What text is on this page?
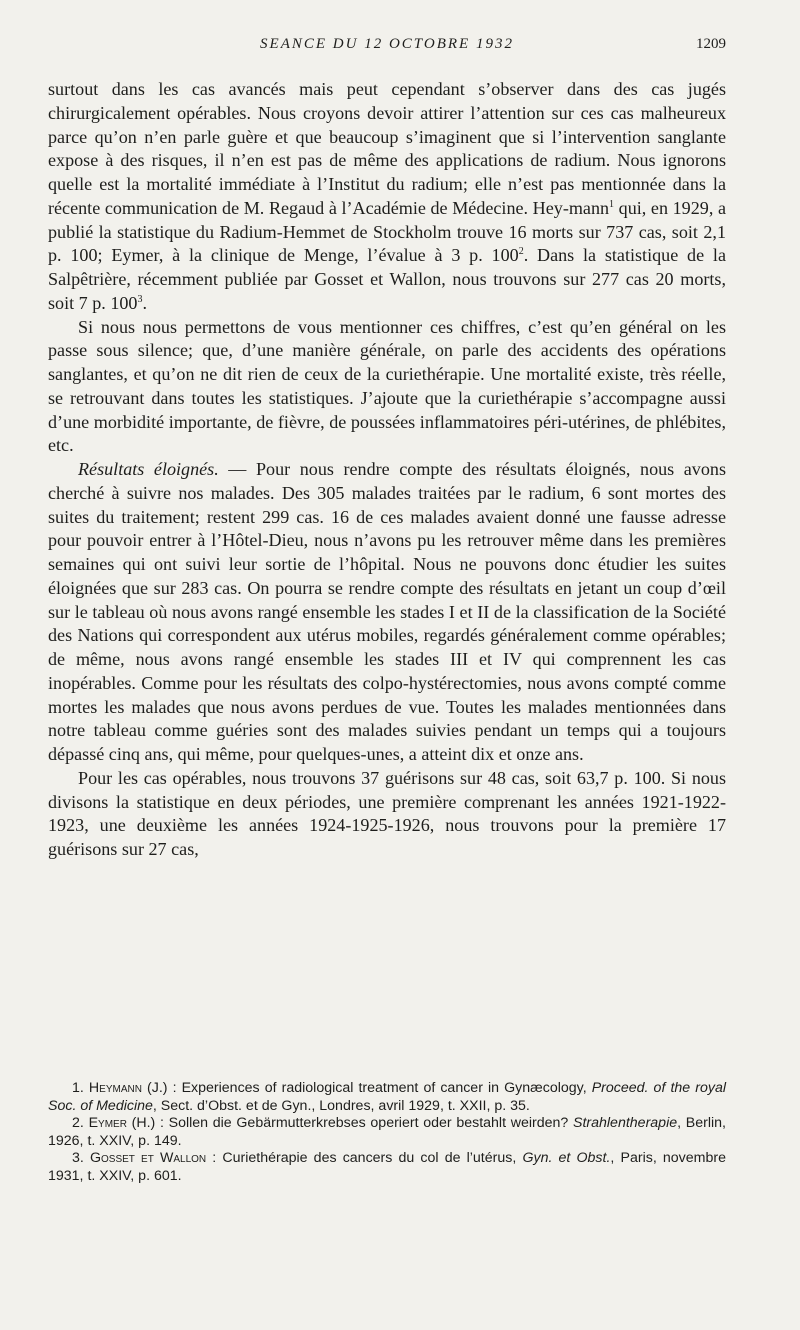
SEANCE DU 12 OCTOBRE 1932	1209

surtout dans les cas avancés mais peut cependant s’observer dans des cas jugés chirurgicalement opérables. Nous croyons devoir attirer l’attention sur ces cas malheureux parce qu’on n’en parle guère et que beaucoup s’imaginent que si l’intervention sanglante expose à des risques, il n’en est pas de même des applications de radium. Nous ignorons quelle est la mortalité immédiate à l’Institut du radium; elle n’est pas mentionnée dans la récente communication de M. Regaud à l’Académie de Médecine. Hey-mann$^1$ qui, en 1929, a publié la statistique du Radium-Hemmet de Stockholm trouve 16 morts sur 737 cas, soit 2,1 p. 100; Eymer, à la clinique de Menge, l’évalue à 3 p. $100^2$. Dans la statistique de la Salpêtrière, récemment publiée par Gosset et Wallon, nous trouvons sur 277 cas 20 morts, soit 7 p. $100^3$.

Si nous nous permettons de vous mentionner ces chiffres, c’est qu’en général on les passe sous silence; que, d’une manière générale, on parle des accidents des opérations sanglantes, et qu’on ne dit rien de ceux de la curiethérapie. Une mortalité existe, très réelle, se retrouvant dans toutes les statistiques. J’ajoute que la curiethérapie s’accompagne aussi d’une morbidité importante, de fièvre, de poussées inflammatoires péri-utérines, de phlébites, etc.

Résultats éloignés. — Pour nous rendre compte des résultats éloignés, nous avons cherché à suivre nos malades. Des 305 malades traitées par le radium, 6 sont mortes des suites du traitement; restent 299 cas. 16 de ces malades avaient donné une fausse adresse pour pouvoir entrer à l’Hôtel-Dieu, nous n’avons pu les retrouver même dans les premières semaines qui ont suivi leur sortie de l’hôpital. Nous ne pouvons donc étudier les suites éloignées que sur 283 cas. On pourra se rendre compte des résultats en jetant un coup d’œil sur le tableau où nous avons rangé ensemble les stades I et II de la classification de la Société des Nations qui correspondent aux utérus mobiles, regardés généralement comme opérables; de même, nous avons rangé ensemble les stades III et IV qui comprennent les cas inopérables. Comme pour les résultats des colpo-hystérectomies, nous avons compté comme mortes les malades que nous avons perdues de vue. Toutes les malades mentionnées dans notre tableau comme guéries sont des malades suivies pendant un temps qui a toujours dépassé cinq ans, qui même, pour quelques-unes, a atteint dix et onze ans.

Pour les cas opérables, nous trouvons 37 guérisons sur 48 cas, soit 63,7 p. 100. Si nous divisons la statistique en deux périodes, une première comprenant les années 1921-1922-1923, une deuxième les années 1924-1925-1926, nous trouvons pour la première 17 guérisons sur 27 cas,

1. Heymann (J.) : Experiences of radiological treatment of cancer in Gynæcology, Proceed. of the royal Soc. of Medicine, Sect. d’Obst. et de Gyn., Londres, avril 1929, t. XXII, p. 35.

2. Eymer (H.) : Sollen die Gebärmutterkrebses operiert oder bestahlt weirden? Strahlentherapie, Berlin, 1926, t. XXIV, p. 149.

3. Gosset et Wallon : Curiethérapie des cancers du col de l’utérus, Gyn. et Obst., Paris, novembre 1931, t. XXIV, p. 601.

Work to complete: From the listing above, copy out each line where the word "XXIV" appears.

Solved problem:
2. Eymer (H.) : Sollen die Gebärmutterkrebses operiert oder bestahlt weirden? Strahlentherapie, Berlin, 1926, t. XXIV, p. 149.
3. Gosset et Wallon : Curiethérapie des cancers du col de l’utérus, Gyn. et Obst., Paris, novembre 1931, t. XXIV, p. 601.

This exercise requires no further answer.